# Given exercise
Restate the data word for word and leave the images out.

----- Provided information -----

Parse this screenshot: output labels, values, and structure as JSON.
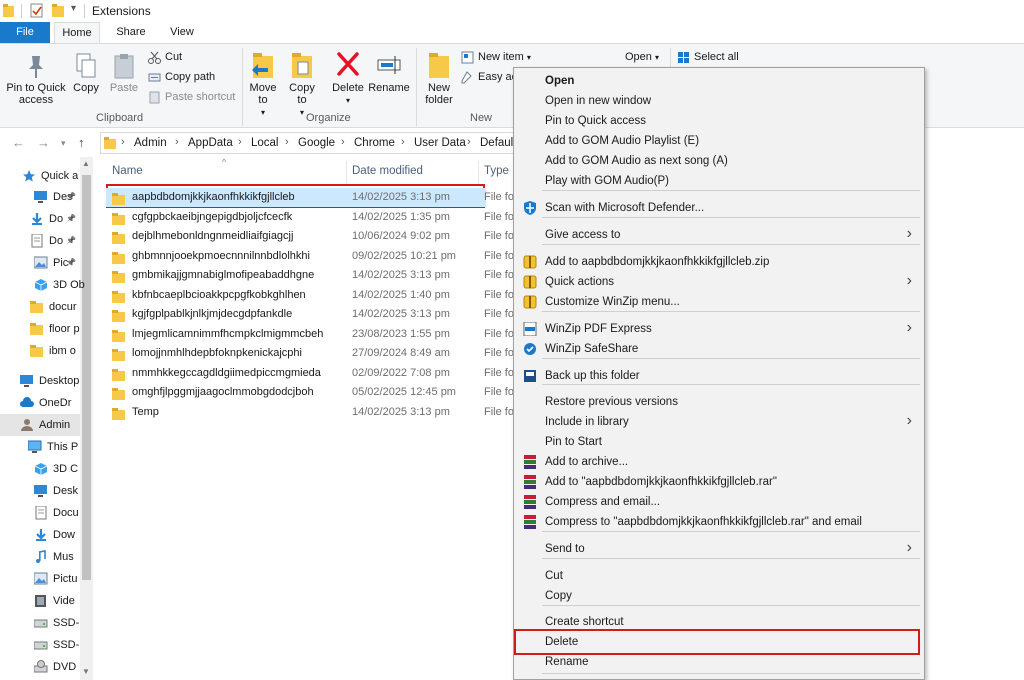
{
  "window": {
    "title": "Extensions"
  },
  "ribbon_tabs": [
    "File",
    "Home",
    "Share",
    "View"
  ],
  "ribbon": {
    "pin_quick_access": "Pin to Quick access",
    "copy": "Copy",
    "paste": "Paste",
    "cut": "Cut",
    "copy_path": "Copy path",
    "paste_shortcut": "Paste shortcut",
    "clipboard_group": "Clipboard",
    "move_to": "Move to",
    "copy_to": "Copy to",
    "delete": "Delete",
    "rename": "Rename",
    "organize_group": "Organize",
    "new_folder": "New folder",
    "new_item": "New item",
    "easy_access": "Easy ac",
    "new_group": "New",
    "open": "Open",
    "select_all": "Select all"
  },
  "address": {
    "crumbs": [
      "Admin",
      "AppData",
      "Local",
      "Google",
      "Chrome",
      "User Data",
      "Defaul"
    ]
  },
  "nav": {
    "items": [
      {
        "label": "Quick a",
        "icon": "star-icon"
      },
      {
        "label": "Des",
        "icon": "desktop-icon"
      },
      {
        "label": "Do",
        "icon": "download-icon"
      },
      {
        "label": "Do",
        "icon": "document-icon"
      },
      {
        "label": "Pic",
        "icon": "pictures-icon"
      },
      {
        "label": "3D Ob",
        "icon": "3d-objects-icon"
      },
      {
        "label": "docur",
        "icon": "folder-icon"
      },
      {
        "label": "floor p",
        "icon": "folder-icon"
      },
      {
        "label": "ibm o",
        "icon": "folder-icon"
      },
      {
        "label": "Desktop",
        "icon": "desktop-icon"
      },
      {
        "label": "OneDr",
        "icon": "cloud-icon"
      },
      {
        "label": "Admin",
        "icon": "user-icon"
      },
      {
        "label": "This P",
        "icon": "computer-icon"
      },
      {
        "label": "3D C",
        "icon": "3d-objects-icon"
      },
      {
        "label": "Desk",
        "icon": "desktop-icon"
      },
      {
        "label": "Docu",
        "icon": "document-icon"
      },
      {
        "label": "Dow",
        "icon": "download-icon"
      },
      {
        "label": "Mus",
        "icon": "music-icon"
      },
      {
        "label": "Pictu",
        "icon": "pictures-icon"
      },
      {
        "label": "Vide",
        "icon": "video-icon"
      },
      {
        "label": "SSD-",
        "icon": "drive-icon"
      },
      {
        "label": "SSD-",
        "icon": "drive-icon"
      },
      {
        "label": "DVD",
        "icon": "dvd-icon"
      }
    ]
  },
  "columns": {
    "name": "Name",
    "date": "Date modified",
    "type": "Type"
  },
  "files": [
    {
      "name": "aapbdbdomjkkjkaonfhkkikfgjllcleb",
      "date": "14/02/2025 3:13 pm",
      "type": "File fo"
    },
    {
      "name": "cgfgpbckaeibjngepigdbjoljcfcecfk",
      "date": "14/02/2025 1:35 pm",
      "type": "File fo"
    },
    {
      "name": "dejblhmebonldngnmeidliaifgiagcjj",
      "date": "10/06/2024 9:02 pm",
      "type": "File fo"
    },
    {
      "name": "ghbmnnjooekpmoecnnnilnnbdlolhkhi",
      "date": "09/02/2025 10:21 pm",
      "type": "File fo"
    },
    {
      "name": "gmbmikajjgmnabiglmofipeabaddhgne",
      "date": "14/02/2025 3:13 pm",
      "type": "File fo"
    },
    {
      "name": "kbfnbcaeplbcioakkpcpgfkobkghlhen",
      "date": "14/02/2025 1:40 pm",
      "type": "File fo"
    },
    {
      "name": "kgjfgplpablkjnlkjmjdecgdpfankdle",
      "date": "14/02/2025 3:13 pm",
      "type": "File fo"
    },
    {
      "name": "lmjegmlicamnimmfhcmpkclmigmmcbeh",
      "date": "23/08/2023 1:55 pm",
      "type": "File fo"
    },
    {
      "name": "lomojjnmhlhdepbfoknpkenickajcphi",
      "date": "27/09/2024 8:49 am",
      "type": "File fo"
    },
    {
      "name": "nmmhkkegccagdldgiimedpiccmgmieda",
      "date": "02/09/2022 7:08 pm",
      "type": "File fo"
    },
    {
      "name": "omghfjlpggmjjaagoclmmobgdodcjboh",
      "date": "05/02/2025 12:45 pm",
      "type": "File fo"
    },
    {
      "name": "Temp",
      "date": "14/02/2025 3:13 pm",
      "type": "File fo"
    }
  ],
  "context_menu": {
    "items": [
      {
        "label": "Open",
        "bold": true
      },
      {
        "label": "Open in new window"
      },
      {
        "label": "Pin to Quick access"
      },
      {
        "label": "Add to GOM Audio Playlist (E)"
      },
      {
        "label": "Add to GOM Audio as next song (A)"
      },
      {
        "label": "Play with GOM Audio(P)"
      },
      {
        "label": "Scan with Microsoft Defender...",
        "icon": "defender-shield-icon"
      },
      {
        "label": "Give access to",
        "submenu": true
      },
      {
        "label": "Add to aapbdbdomjkkjkaonfhkkikfgjllcleb.zip",
        "icon": "winzip-icon"
      },
      {
        "label": "Quick actions",
        "icon": "winzip-icon",
        "submenu": true
      },
      {
        "label": "Customize WinZip menu...",
        "icon": "winzip-icon"
      },
      {
        "label": "WinZip PDF Express",
        "icon": "pdf-icon",
        "submenu": true
      },
      {
        "label": "WinZip SafeShare",
        "icon": "safeshare-icon"
      },
      {
        "label": "Back up this folder",
        "icon": "backup-icon"
      },
      {
        "label": "Restore previous versions"
      },
      {
        "label": "Include in library",
        "submenu": true
      },
      {
        "label": "Pin to Start"
      },
      {
        "label": "Add to archive...",
        "icon": "winrar-icon"
      },
      {
        "label": "Add to \"aapbdbdomjkkjkaonfhkkikfgjllcleb.rar\"",
        "icon": "winrar-icon"
      },
      {
        "label": "Compress and email...",
        "icon": "winrar-icon"
      },
      {
        "label": "Compress to \"aapbdbdomjkkjkaonfhkkikfgjllcleb.rar\" and email",
        "icon": "winrar-icon"
      },
      {
        "label": "Send to",
        "submenu": true
      },
      {
        "label": "Cut"
      },
      {
        "label": "Copy"
      },
      {
        "label": "Create shortcut"
      },
      {
        "label": "Delete"
      },
      {
        "label": "Rename"
      }
    ]
  },
  "colors": {
    "accent": "#1979ca",
    "selection": "#cce8ff",
    "highlight_box": "#d41b1b",
    "menu_bg": "#f2f2f2"
  }
}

-----

# Full solution
Parse this screenshot: output labels, values, and structure as JSON.
{
  "window": {
    "title": "Extensions"
  },
  "ribbon_tabs": [
    "File",
    "Home",
    "Share",
    "View"
  ],
  "ribbon": {
    "pin_quick_access": "Pin to Quick access",
    "copy": "Copy",
    "paste": "Paste",
    "cut": "Cut",
    "copy_path": "Copy path",
    "paste_shortcut": "Paste shortcut",
    "clipboard_group": "Clipboard",
    "move_to": "Move to",
    "copy_to": "Copy to",
    "delete": "Delete",
    "rename": "Rename",
    "organize_group": "Organize",
    "new_folder": "New folder",
    "new_item": "New item",
    "easy_access": "Easy ac",
    "new_group": "New",
    "open": "Open",
    "select_all": "Select all"
  },
  "address": {
    "crumbs": [
      "Admin",
      "AppData",
      "Local",
      "Google",
      "Chrome",
      "User Data",
      "Defaul"
    ]
  },
  "nav": {
    "items": [
      {
        "label": "Quick a",
        "icon": "star-icon"
      },
      {
        "label": "Des",
        "icon": "desktop-icon"
      },
      {
        "label": "Do",
        "icon": "download-icon"
      },
      {
        "label": "Do",
        "icon": "document-icon"
      },
      {
        "label": "Pic",
        "icon": "pictures-icon"
      },
      {
        "label": "3D Ob",
        "icon": "3d-objects-icon"
      },
      {
        "label": "docur",
        "icon": "folder-icon"
      },
      {
        "label": "floor p",
        "icon": "folder-icon"
      },
      {
        "label": "ibm o",
        "icon": "folder-icon"
      },
      {
        "label": "Desktop",
        "icon": "desktop-icon"
      },
      {
        "label": "OneDr",
        "icon": "cloud-icon"
      },
      {
        "label": "Admin",
        "icon": "user-icon"
      },
      {
        "label": "This P",
        "icon": "computer-icon"
      },
      {
        "label": "3D C",
        "icon": "3d-objects-icon"
      },
      {
        "label": "Desk",
        "icon": "desktop-icon"
      },
      {
        "label": "Docu",
        "icon": "document-icon"
      },
      {
        "label": "Dow",
        "icon": "download-icon"
      },
      {
        "label": "Mus",
        "icon": "music-icon"
      },
      {
        "label": "Pictu",
        "icon": "pictures-icon"
      },
      {
        "label": "Vide",
        "icon": "video-icon"
      },
      {
        "label": "SSD-",
        "icon": "drive-icon"
      },
      {
        "label": "SSD-",
        "icon": "drive-icon"
      },
      {
        "label": "DVD",
        "icon": "dvd-icon"
      }
    ]
  },
  "columns": {
    "name": "Name",
    "date": "Date modified",
    "type": "Type"
  },
  "files": [
    {
      "name": "aapbdbdomjkkjkaonfhkkikfgjllcleb",
      "date": "14/02/2025 3:13 pm",
      "type": "File fo"
    },
    {
      "name": "cgfgpbckaeibjngepigdbjoljcfcecfk",
      "date": "14/02/2025 1:35 pm",
      "type": "File fo"
    },
    {
      "name": "dejblhmebonldngnmeidliaifgiagcjj",
      "date": "10/06/2024 9:02 pm",
      "type": "File fo"
    },
    {
      "name": "ghbmnnjooekpmoecnnnilnnbdlolhkhi",
      "date": "09/02/2025 10:21 pm",
      "type": "File fo"
    },
    {
      "name": "gmbmikajjgmnabiglmofipeabaddhgne",
      "date": "14/02/2025 3:13 pm",
      "type": "File fo"
    },
    {
      "name": "kbfnbcaeplbcioakkpcpgfkobkghlhen",
      "date": "14/02/2025 1:40 pm",
      "type": "File fo"
    },
    {
      "name": "kgjfgplpablkjnlkjmjdecgdpfankdle",
      "date": "14/02/2025 3:13 pm",
      "type": "File fo"
    },
    {
      "name": "lmjegmlicamnimmfhcmpkclmigmmcbeh",
      "date": "23/08/2023 1:55 pm",
      "type": "File fo"
    },
    {
      "name": "lomojjnmhlhdepbfoknpkenickajcphi",
      "date": "27/09/2024 8:49 am",
      "type": "File fo"
    },
    {
      "name": "nmmhkkegccagdldgiimedpiccmgmieda",
      "date": "02/09/2022 7:08 pm",
      "type": "File fo"
    },
    {
      "name": "omghfjlpggmjjaagoclmmobgdodcjboh",
      "date": "05/02/2025 12:45 pm",
      "type": "File fo"
    },
    {
      "name": "Temp",
      "date": "14/02/2025 3:13 pm",
      "type": "File fo"
    }
  ],
  "context_menu": {
    "items": [
      {
        "label": "Open",
        "bold": true
      },
      {
        "label": "Open in new window"
      },
      {
        "label": "Pin to Quick access"
      },
      {
        "label": "Add to GOM Audio Playlist (E)"
      },
      {
        "label": "Add to GOM Audio as next song (A)"
      },
      {
        "label": "Play with GOM Audio(P)"
      },
      {
        "label": "Scan with Microsoft Defender...",
        "icon": "defender-shield-icon"
      },
      {
        "label": "Give access to",
        "submenu": true
      },
      {
        "label": "Add to aapbdbdomjkkjkaonfhkkikfgjllcleb.zip",
        "icon": "winzip-icon"
      },
      {
        "label": "Quick actions",
        "icon": "winzip-icon",
        "submenu": true
      },
      {
        "label": "Customize WinZip menu...",
        "icon": "winzip-icon"
      },
      {
        "label": "WinZip PDF Express",
        "icon": "pdf-icon",
        "submenu": true
      },
      {
        "label": "WinZip SafeShare",
        "icon": "safeshare-icon"
      },
      {
        "label": "Back up this folder",
        "icon": "backup-icon"
      },
      {
        "label": "Restore previous versions"
      },
      {
        "label": "Include in library",
        "submenu": true
      },
      {
        "label": "Pin to Start"
      },
      {
        "label": "Add to archive...",
        "icon": "winrar-icon"
      },
      {
        "label": "Add to \"aapbdbdomjkkjkaonfhkkikfgjllcleb.rar\"",
        "icon": "winrar-icon"
      },
      {
        "label": "Compress and email...",
        "icon": "winrar-icon"
      },
      {
        "label": "Compress to \"aapbdbdomjkkjkaonfhkkikfgjllcleb.rar\" and email",
        "icon": "winrar-icon"
      },
      {
        "label": "Send to",
        "submenu": true
      },
      {
        "label": "Cut"
      },
      {
        "label": "Copy"
      },
      {
        "label": "Create shortcut"
      },
      {
        "label": "Delete"
      },
      {
        "label": "Rename"
      }
    ]
  },
  "colors": {
    "accent": "#1979ca",
    "selection": "#cce8ff",
    "highlight_box": "#d41b1b",
    "menu_bg": "#f2f2f2"
  }
}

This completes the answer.